_EXERCISE AIM_.
Make an exact copy of the listing below.

_DATASET ENTRIES_.

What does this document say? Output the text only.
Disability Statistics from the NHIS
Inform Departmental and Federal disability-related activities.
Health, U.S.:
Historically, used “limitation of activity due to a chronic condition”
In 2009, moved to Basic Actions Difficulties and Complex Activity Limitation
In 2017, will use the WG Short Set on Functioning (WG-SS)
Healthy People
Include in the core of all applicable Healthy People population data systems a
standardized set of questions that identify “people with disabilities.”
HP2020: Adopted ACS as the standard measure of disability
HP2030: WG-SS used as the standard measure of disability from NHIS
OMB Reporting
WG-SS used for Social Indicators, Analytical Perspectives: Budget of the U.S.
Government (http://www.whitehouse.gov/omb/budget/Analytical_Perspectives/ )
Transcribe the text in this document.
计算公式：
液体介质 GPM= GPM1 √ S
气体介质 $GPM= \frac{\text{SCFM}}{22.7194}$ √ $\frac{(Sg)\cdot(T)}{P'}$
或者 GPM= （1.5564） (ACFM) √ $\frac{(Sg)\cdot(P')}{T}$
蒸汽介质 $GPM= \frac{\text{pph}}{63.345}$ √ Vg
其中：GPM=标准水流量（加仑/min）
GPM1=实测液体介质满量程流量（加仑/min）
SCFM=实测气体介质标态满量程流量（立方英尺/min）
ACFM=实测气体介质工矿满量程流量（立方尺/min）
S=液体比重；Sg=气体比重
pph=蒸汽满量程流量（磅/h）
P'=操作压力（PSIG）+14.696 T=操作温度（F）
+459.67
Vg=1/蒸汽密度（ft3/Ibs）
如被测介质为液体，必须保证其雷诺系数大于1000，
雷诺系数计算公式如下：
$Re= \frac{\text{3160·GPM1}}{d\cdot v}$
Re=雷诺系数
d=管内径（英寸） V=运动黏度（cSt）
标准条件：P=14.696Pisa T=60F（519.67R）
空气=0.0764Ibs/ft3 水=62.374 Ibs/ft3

_TASK RESULT_.
What does this document say? Output the text only.
Disability Statistics from the NHIS
Inform Departmental and Federal disability-related activities.
Health, U.S.:
Historically, used “limitation of activity due to a chronic condition”
In 2009, moved to Basic Actions Difficulties and Complex Activity Limitation
In 2017, will use the WG Short Set on Functioning (WG-SS)
Healthy People
Include in the core of all applicable Healthy People population data systems a
standardized set of questions that identify “people with disabilities.”
HP2020: Adopted ACS as the standard measure of disability
HP2030: WG-SS used as the standard measure of disability from NHIS
OMB Reporting
WG-SS used for Social Indicators, Analytical Perspectives: Budget of the U.S.
Government (http://www.whitehouse.gov/omb/budget/Analytical_Perspectives/ )
Transcribe the text in this document.
计算公式：
液体介质 GPM= GPM1 √ S
气体介质 $GPM= \frac{\text{SCFM}}{22.7194}$ √ $\frac{(Sg)\cdot(T)}{P'}$
或者 GPM= （1.5564） (ACFM) √ $\frac{(Sg)\cdot(P')}{T}$
蒸汽介质 $GPM= \frac{\text{pph}}{63.345}$ √ Vg
其中：GPM=标准水流量（加仑/min）
GPM1=实测液体介质满量程流量（加仑/min）
SCFM=实测气体介质标态满量程流量（立方英尺/min）
ACFM=实测气体介质工矿满量程流量（立方尺/min）
S=液体比重；Sg=气体比重
pph=蒸汽满量程流量（磅/h）
P'=操作压力（PSIG）+14.696 T=操作温度（F）
+459.67
Vg=1/蒸汽密度（ft3/Ibs）
如被测介质为液体，必须保证其雷诺系数大于1000，
雷诺系数计算公式如下：
$Re= \frac{\text{3160·GPM1}}{d\cdot v}$
Re=雷诺系数
d=管内径（英寸） V=运动黏度（cSt）
标准条件：P=14.696Pisa T=60F（519.67R）
空气=0.0764Ibs/ft3 水=62.374 Ibs/ft3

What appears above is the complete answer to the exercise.